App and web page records
·····
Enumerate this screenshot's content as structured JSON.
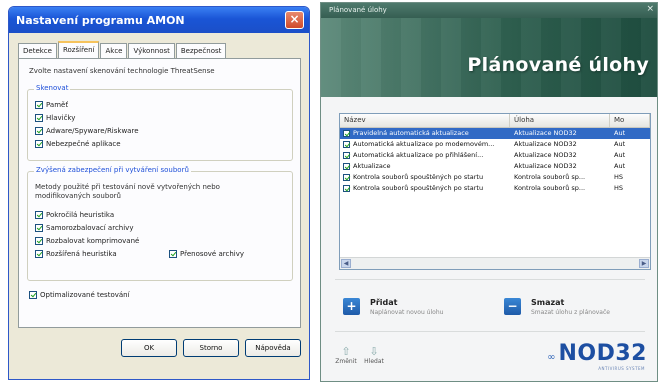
{
  "left_window": {
    "title": "Nastavení programu AMON",
    "close_label": "×",
    "tabs": [
      "Detekce",
      "Rozšíření",
      "Akce",
      "Výkonnost",
      "Bezpečnost"
    ],
    "intro_text": "Zvolte nastavení skenování technologie ThreatSense",
    "group1": {
      "title": "Skenovat",
      "items": [
        "Paměť",
        "Hlavičky",
        "Adware/Spyware/Riskware",
        "Nebezpečné aplikace"
      ]
    },
    "group2": {
      "title": "Zvýšená zabezpečení při vytváření souborů",
      "description": "Metody použité při testování nově vytvořených nebo modifikovaných souborů",
      "items": [
        "Pokročilá heuristika",
        "Samorozbalovací archivy",
        "Rozbalovat komprimované",
        "Rozšířená heuristika",
        "Přenosové archivy"
      ]
    },
    "extra_check": "Optimalizované testování",
    "buttons": {
      "ok": "OK",
      "cancel": "Storno",
      "help": "Nápověda"
    }
  },
  "right_window": {
    "title": "Plánované úlohy",
    "close_label": "×",
    "banner_title": "Plánované úlohy",
    "columns": [
      "Název",
      "Úloha",
      "Mo"
    ],
    "rows": [
      {
        "name": "Pravidelná automatická aktualizace",
        "task": "Aktualizace NOD32",
        "mode": "Aut",
        "selected": true
      },
      {
        "name": "Automatická aktualizace po modemovém...",
        "task": "Aktualizace NOD32",
        "mode": "Aut",
        "selected": false
      },
      {
        "name": "Automatická aktualizace po přihlášení...",
        "task": "Aktualizace NOD32",
        "mode": "Aut",
        "selected": false
      },
      {
        "name": "Aktualizace",
        "task": "Aktualizace NOD32",
        "mode": "Aut",
        "selected": false
      },
      {
        "name": "Kontrola souborů spouštěných po startu",
        "task": "Kontrola souborů sp...",
        "mode": "HS",
        "selected": false
      },
      {
        "name": "Kontrola souborů spouštěných po startu",
        "task": "Kontrola souborů sp...",
        "mode": "HS",
        "selected": false
      }
    ],
    "actions": {
      "add": {
        "icon": "+",
        "label": "Přidat",
        "sub": "Naplánovat novou úlohu"
      },
      "delete": {
        "icon": "−",
        "label": "Smazat",
        "sub": "Smazat úlohu z plánovače"
      }
    },
    "small_buttons": [
      {
        "glyph": "⇧",
        "label": "Změnit"
      },
      {
        "glyph": "⇩",
        "label": "Hledat"
      }
    ],
    "logo": {
      "eye": "∞",
      "text": "NOD32",
      "tagline": "ANTIVIRUS SYSTEM"
    }
  }
}
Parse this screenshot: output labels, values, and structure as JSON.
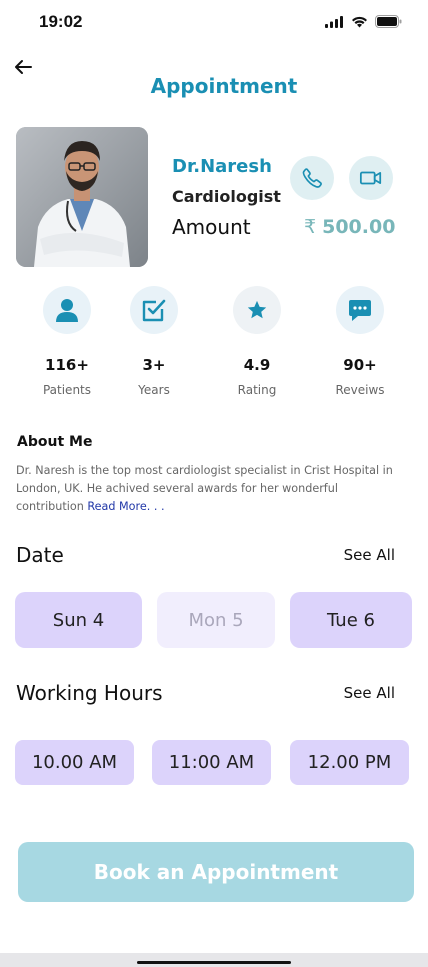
{
  "status_bar": {
    "time": "19:02"
  },
  "header": {
    "title": "Appointment"
  },
  "doctor": {
    "name": "Dr.Naresh",
    "specialty": "Cardiologist",
    "amount_label": "Amount",
    "currency_symbol": "₹",
    "amount_value": "500.00"
  },
  "stats": [
    {
      "value": "116+",
      "label": "Patients",
      "icon": "person-icon"
    },
    {
      "value": "3+",
      "label": "Years",
      "icon": "checkbox-icon"
    },
    {
      "value": "4.9",
      "label": "Rating",
      "icon": "star-icon"
    },
    {
      "value": "90+",
      "label": "Reveiws",
      "icon": "chat-icon"
    }
  ],
  "about": {
    "title": "About Me",
    "text": "Dr. Naresh is the top most cardiologist specialist in Crist Hospital in London, UK. He achived several awards for her wonderful contribution ",
    "read_more": "Read More. . ."
  },
  "date_section": {
    "title": "Date",
    "see_all": "See All",
    "dates": [
      "Sun 4",
      "Mon 5",
      "Tue 6"
    ]
  },
  "hours_section": {
    "title": "Working Hours",
    "see_all": "See All",
    "hours": [
      "10.00 AM",
      "11:00 AM",
      "12.00 PM"
    ]
  },
  "book_button": "Book an Appointment",
  "colors": {
    "accent": "#1a8fb3",
    "amount": "#78b6b9",
    "pill": "#dcd3fb",
    "pill_faded": "#f1eefd",
    "book_button": "#a7d8e2",
    "icon_circle": "#e8f2f8"
  }
}
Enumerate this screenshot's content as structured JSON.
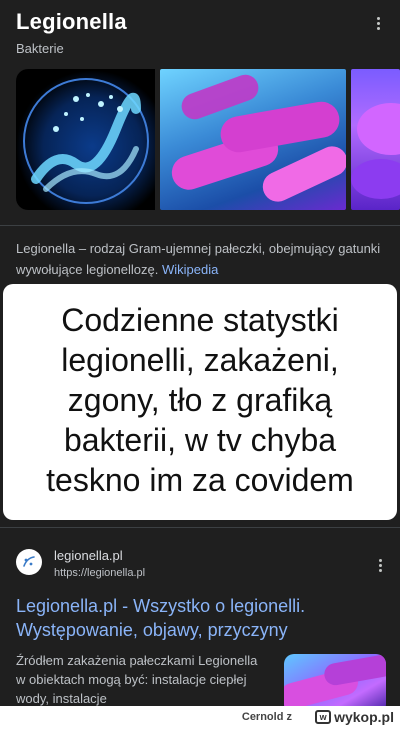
{
  "knowledge_panel": {
    "title": "Legionella",
    "subtitle": "Bakterie",
    "images": [
      {
        "description_icon": "petri-dish-image"
      },
      {
        "description_icon": "bacteria-3d-image"
      },
      {
        "description_icon": "bacteria-closeup-image"
      }
    ],
    "description": "Legionella – rodzaj Gram-ujemnej pałeczki, obejmujący gatunki wywołujące legionellozę.",
    "source_link": "Wikipedia"
  },
  "meme_caption": "Codzienne statystki legionelli, zakażeni, zgony, tło z grafiką bakterii, w tv chyba teskno im za covidem",
  "search_result": {
    "site_name": "legionella.pl",
    "site_url": "https://legionella.pl",
    "title": "Legionella.pl - Wszystko o legionelli. Występowanie, objawy, przyczyny",
    "snippet": "Źródłem zakażenia pałeczkami Legionella w obiektach mogą być: instalacje ciepłej wody, instalacje"
  },
  "footer": {
    "username": "Cernold",
    "separator": "z",
    "brand": "wykop.pl"
  },
  "colors": {
    "background": "#1f1f1f",
    "link": "#8ab4f8",
    "text_secondary": "#bdc1c6"
  }
}
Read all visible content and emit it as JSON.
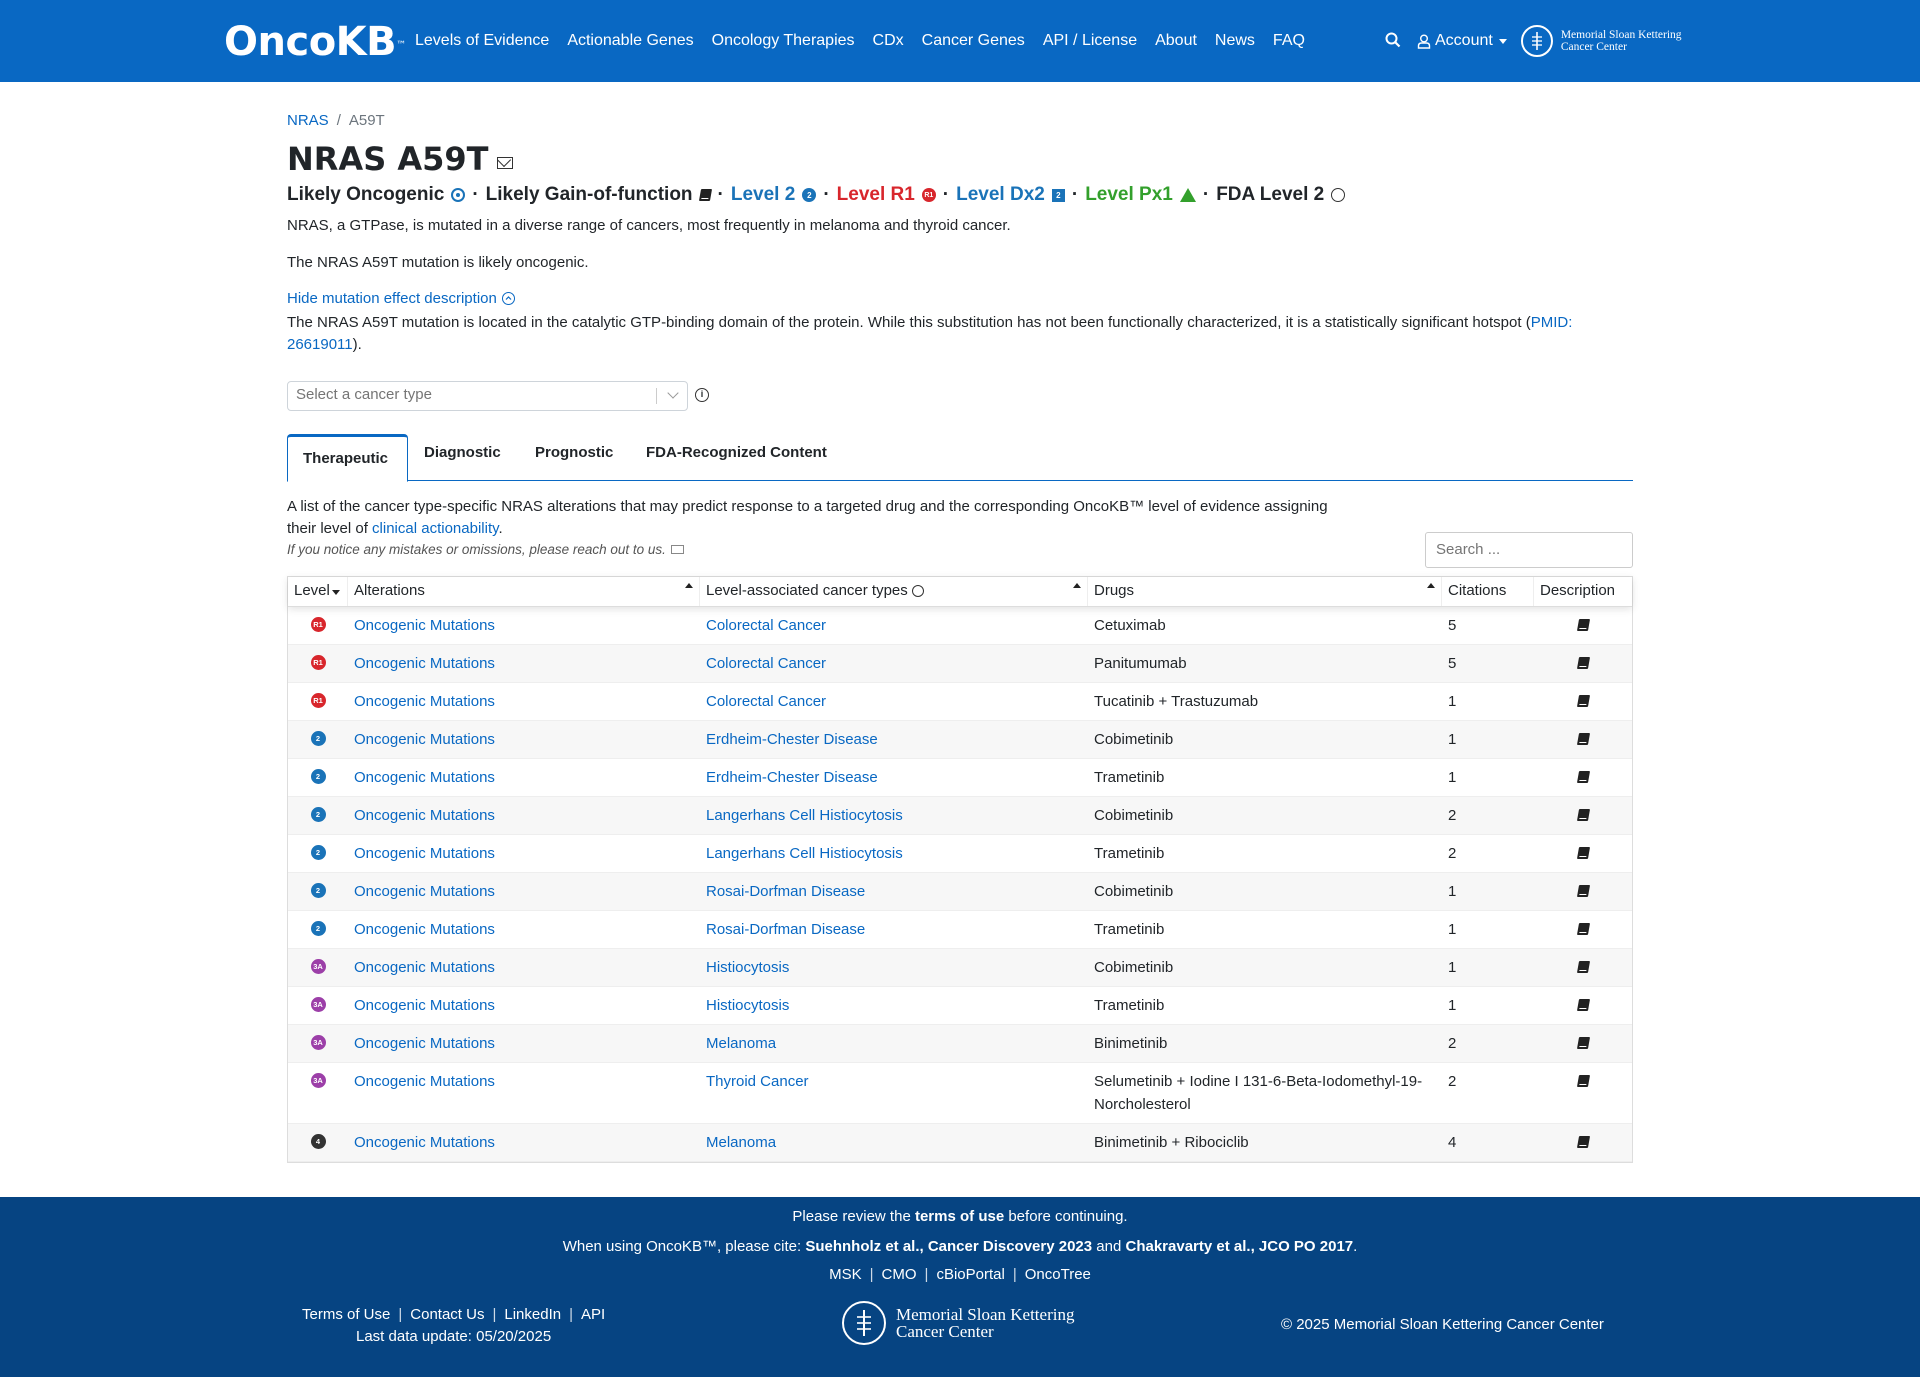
{
  "nav": {
    "logo": "OncoKB",
    "logo_tm": "™",
    "links": [
      "Levels of Evidence",
      "Actionable Genes",
      "Oncology Therapies",
      "CDx",
      "Cancer Genes",
      "API / License",
      "About",
      "News",
      "FAQ"
    ],
    "account": "Account",
    "msk_line1": "Memorial Sloan Kettering",
    "msk_line2": "Cancer Center"
  },
  "breadcrumb": {
    "gene": "NRAS",
    "separator": "/",
    "alteration": "A59T"
  },
  "title": "NRAS A59T",
  "summary": {
    "oncogenic": "Likely Oncogenic",
    "effect": "Likely Gain-of-function",
    "level": "Level 2",
    "level_r": "Level R1",
    "level_dx": "Level Dx2",
    "level_px": "Level Px1",
    "fda": "FDA Level 2",
    "sep": "·",
    "level_badge": "2",
    "level_r_badge": "R1",
    "level_dx_badge": "2",
    "level_px_badge": "1"
  },
  "gene_summary": "NRAS, a GTPase, is mutated in a diverse range of cancers, most frequently in melanoma and thyroid cancer.",
  "variant_summary": "The NRAS A59T mutation is likely oncogenic.",
  "toggle_label": "Hide mutation effect description",
  "mutation_effect": {
    "text": "The NRAS A59T mutation is located in the catalytic GTP-binding domain of the protein. While this substitution has not been functionally characterized, it is a statistically significant hotspot (",
    "pmid": "PMID: 26619011",
    "end": ")."
  },
  "cancer_select_placeholder": "Select a cancer type",
  "tabs": [
    "Therapeutic",
    "Diagnostic",
    "Prognostic",
    "FDA-Recognized Content"
  ],
  "tab_description": {
    "text": "A list of the cancer type-specific NRAS alterations that may predict response to a targeted drug and the corresponding OncoKB™ level of evidence assigning their level of ",
    "link": "clinical actionability",
    "end": "."
  },
  "feedback_note": "If you notice any mistakes or omissions, please reach out to us.",
  "search_placeholder": "Search ...",
  "table": {
    "headers": [
      "Level",
      "Alterations",
      "Level-associated cancer types",
      "Drugs",
      "Citations",
      "Description"
    ],
    "rows": [
      {
        "level": "R1",
        "color": "#d8262c",
        "alteration": "Oncogenic Mutations",
        "cancer": "Colorectal Cancer",
        "drugs": "Cetuximab",
        "citations": "5"
      },
      {
        "level": "R1",
        "color": "#d8262c",
        "alteration": "Oncogenic Mutations",
        "cancer": "Colorectal Cancer",
        "drugs": "Panitumumab",
        "citations": "5"
      },
      {
        "level": "R1",
        "color": "#d8262c",
        "alteration": "Oncogenic Mutations",
        "cancer": "Colorectal Cancer",
        "drugs": "Tucatinib + Trastuzumab",
        "citations": "1"
      },
      {
        "level": "2",
        "color": "#1a73b8",
        "alteration": "Oncogenic Mutations",
        "cancer": "Erdheim-Chester Disease",
        "drugs": "Cobimetinib",
        "citations": "1"
      },
      {
        "level": "2",
        "color": "#1a73b8",
        "alteration": "Oncogenic Mutations",
        "cancer": "Erdheim-Chester Disease",
        "drugs": "Trametinib",
        "citations": "1"
      },
      {
        "level": "2",
        "color": "#1a73b8",
        "alteration": "Oncogenic Mutations",
        "cancer": "Langerhans Cell Histiocytosis",
        "drugs": "Cobimetinib",
        "citations": "2"
      },
      {
        "level": "2",
        "color": "#1a73b8",
        "alteration": "Oncogenic Mutations",
        "cancer": "Langerhans Cell Histiocytosis",
        "drugs": "Trametinib",
        "citations": "2"
      },
      {
        "level": "2",
        "color": "#1a73b8",
        "alteration": "Oncogenic Mutations",
        "cancer": "Rosai-Dorfman Disease",
        "drugs": "Cobimetinib",
        "citations": "1"
      },
      {
        "level": "2",
        "color": "#1a73b8",
        "alteration": "Oncogenic Mutations",
        "cancer": "Rosai-Dorfman Disease",
        "drugs": "Trametinib",
        "citations": "1"
      },
      {
        "level": "3A",
        "color": "#9c3fa8",
        "alteration": "Oncogenic Mutations",
        "cancer": "Histiocytosis",
        "drugs": "Cobimetinib",
        "citations": "1"
      },
      {
        "level": "3A",
        "color": "#9c3fa8",
        "alteration": "Oncogenic Mutations",
        "cancer": "Histiocytosis",
        "drugs": "Trametinib",
        "citations": "1"
      },
      {
        "level": "3A",
        "color": "#9c3fa8",
        "alteration": "Oncogenic Mutations",
        "cancer": "Melanoma",
        "drugs": "Binimetinib",
        "citations": "2"
      },
      {
        "level": "3A",
        "color": "#9c3fa8",
        "alteration": "Oncogenic Mutations",
        "cancer": "Thyroid Cancer",
        "drugs": "Selumetinib + Iodine I 131-6-Beta-Iodomethyl-19-Norcholesterol",
        "citations": "2"
      },
      {
        "level": "4",
        "color": "#333333",
        "alteration": "Oncogenic Mutations",
        "cancer": "Melanoma",
        "drugs": "Binimetinib + Ribociclib",
        "citations": "4"
      }
    ]
  },
  "footer": {
    "review_pre": "Please review the ",
    "review_link": "terms of use",
    "review_post": " before continuing.",
    "cite_pre": "When using OncoKB™, please cite: ",
    "cite_1": "Suehnholz et al., Cancer Discovery 2023",
    "cite_and": " and ",
    "cite_2": "Chakravarty et al., JCO PO 2017",
    "cite_end": ".",
    "links": [
      "MSK",
      "CMO",
      "cBioPortal",
      "OncoTree"
    ],
    "left_links": [
      "Terms of Use",
      "Contact Us",
      "LinkedIn",
      "API"
    ],
    "last_update": "Last data update: 05/20/2025",
    "msk_line1": "Memorial Sloan Kettering",
    "msk_line2": "Cancer Center",
    "copyright": "© 2025 Memorial Sloan Kettering Cancer Center"
  },
  "colors": {
    "primary": "#0968c3",
    "footer": "#064482",
    "level2": "#1a73b8",
    "levelR1": "#d8262c",
    "levelPx": "#33a02c",
    "level3A": "#9c3fa8"
  }
}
·····
--- Work to be completed ---
Count each line above that has the word "Binimetinib" in it, and write down nothing but the total.

--- Answer box ---
2